INPUT RECORDS -
|---|

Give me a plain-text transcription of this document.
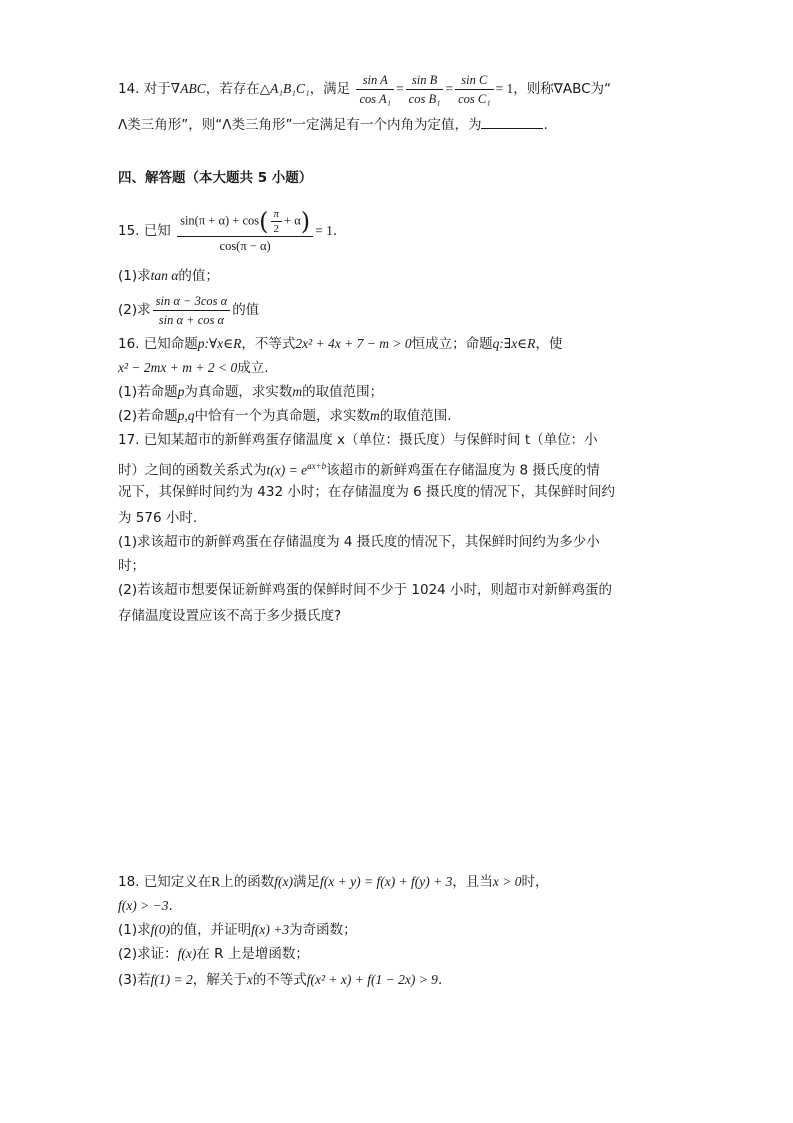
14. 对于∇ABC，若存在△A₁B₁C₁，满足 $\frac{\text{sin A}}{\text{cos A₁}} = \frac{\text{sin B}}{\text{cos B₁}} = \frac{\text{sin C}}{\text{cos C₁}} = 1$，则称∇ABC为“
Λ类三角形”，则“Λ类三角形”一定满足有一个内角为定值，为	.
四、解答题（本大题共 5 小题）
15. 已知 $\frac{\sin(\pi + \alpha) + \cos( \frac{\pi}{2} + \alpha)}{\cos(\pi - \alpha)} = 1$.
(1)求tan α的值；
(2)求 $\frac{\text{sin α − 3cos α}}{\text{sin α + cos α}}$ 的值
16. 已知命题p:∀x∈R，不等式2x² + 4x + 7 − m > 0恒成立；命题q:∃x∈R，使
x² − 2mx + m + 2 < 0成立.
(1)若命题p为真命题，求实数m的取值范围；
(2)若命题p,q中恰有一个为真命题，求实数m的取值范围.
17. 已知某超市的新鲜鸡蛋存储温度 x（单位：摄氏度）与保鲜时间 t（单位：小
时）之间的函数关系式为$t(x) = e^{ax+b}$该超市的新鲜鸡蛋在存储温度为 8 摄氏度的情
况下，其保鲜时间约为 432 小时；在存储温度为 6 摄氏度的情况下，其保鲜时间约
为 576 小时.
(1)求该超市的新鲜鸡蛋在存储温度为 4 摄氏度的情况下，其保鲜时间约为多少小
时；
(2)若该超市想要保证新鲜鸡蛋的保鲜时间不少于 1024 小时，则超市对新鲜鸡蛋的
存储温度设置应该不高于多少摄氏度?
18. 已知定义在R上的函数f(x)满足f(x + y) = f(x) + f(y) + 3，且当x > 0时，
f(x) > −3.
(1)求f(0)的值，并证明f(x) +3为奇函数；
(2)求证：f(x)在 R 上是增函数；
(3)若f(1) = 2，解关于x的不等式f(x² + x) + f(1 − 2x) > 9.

|---|

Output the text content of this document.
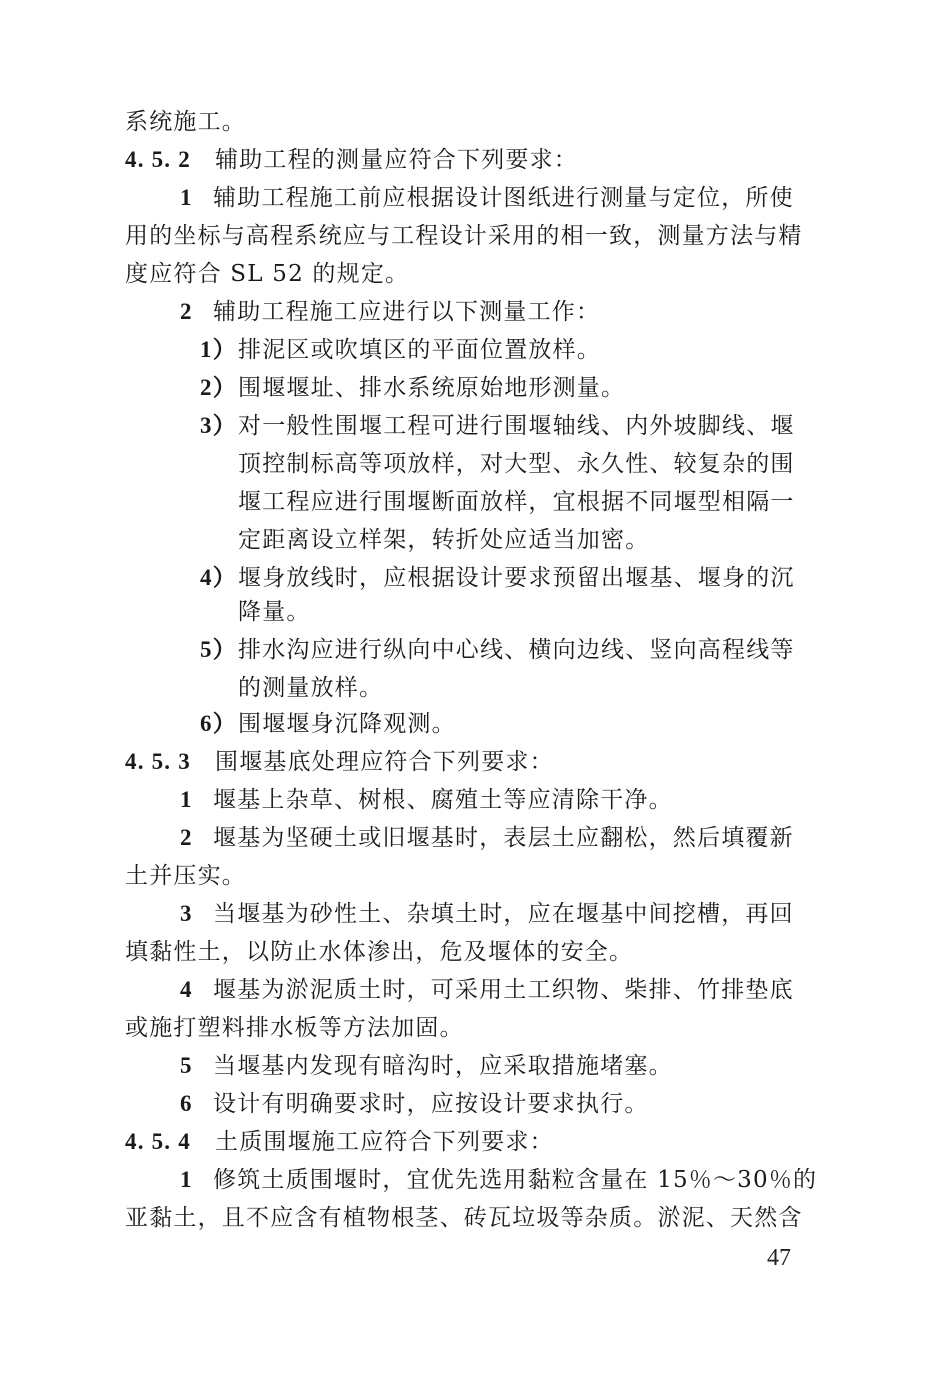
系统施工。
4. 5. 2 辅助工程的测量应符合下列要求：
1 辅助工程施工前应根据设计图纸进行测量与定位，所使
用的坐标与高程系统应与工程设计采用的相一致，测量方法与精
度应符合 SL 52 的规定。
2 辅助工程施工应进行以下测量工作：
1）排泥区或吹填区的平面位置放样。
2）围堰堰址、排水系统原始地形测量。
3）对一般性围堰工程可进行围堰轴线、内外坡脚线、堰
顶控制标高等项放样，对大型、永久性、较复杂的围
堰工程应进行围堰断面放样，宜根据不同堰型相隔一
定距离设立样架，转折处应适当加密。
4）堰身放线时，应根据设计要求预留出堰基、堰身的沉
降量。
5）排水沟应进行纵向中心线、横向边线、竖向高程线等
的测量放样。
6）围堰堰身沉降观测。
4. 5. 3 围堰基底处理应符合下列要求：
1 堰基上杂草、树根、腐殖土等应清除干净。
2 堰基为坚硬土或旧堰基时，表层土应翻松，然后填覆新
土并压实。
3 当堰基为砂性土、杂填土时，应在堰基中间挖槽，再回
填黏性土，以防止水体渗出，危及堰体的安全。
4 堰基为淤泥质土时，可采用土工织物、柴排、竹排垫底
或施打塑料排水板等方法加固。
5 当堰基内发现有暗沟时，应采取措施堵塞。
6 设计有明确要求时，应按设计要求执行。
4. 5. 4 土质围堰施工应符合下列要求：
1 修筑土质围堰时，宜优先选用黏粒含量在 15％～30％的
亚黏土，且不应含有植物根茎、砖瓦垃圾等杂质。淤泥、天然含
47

|---|

YOUR INSTRUCTIONS -
Find the lines holding "摄氏度的情况下" and list every one.

WORKED SOLUTION -
况下，其保鲜时间约为 432 小时；在存储温度为 6 摄氏度的情况下，其保鲜时间约
(1)求该超市的新鲜鸡蛋在存储温度为 4 摄氏度的情况下，其保鲜时间约为多少小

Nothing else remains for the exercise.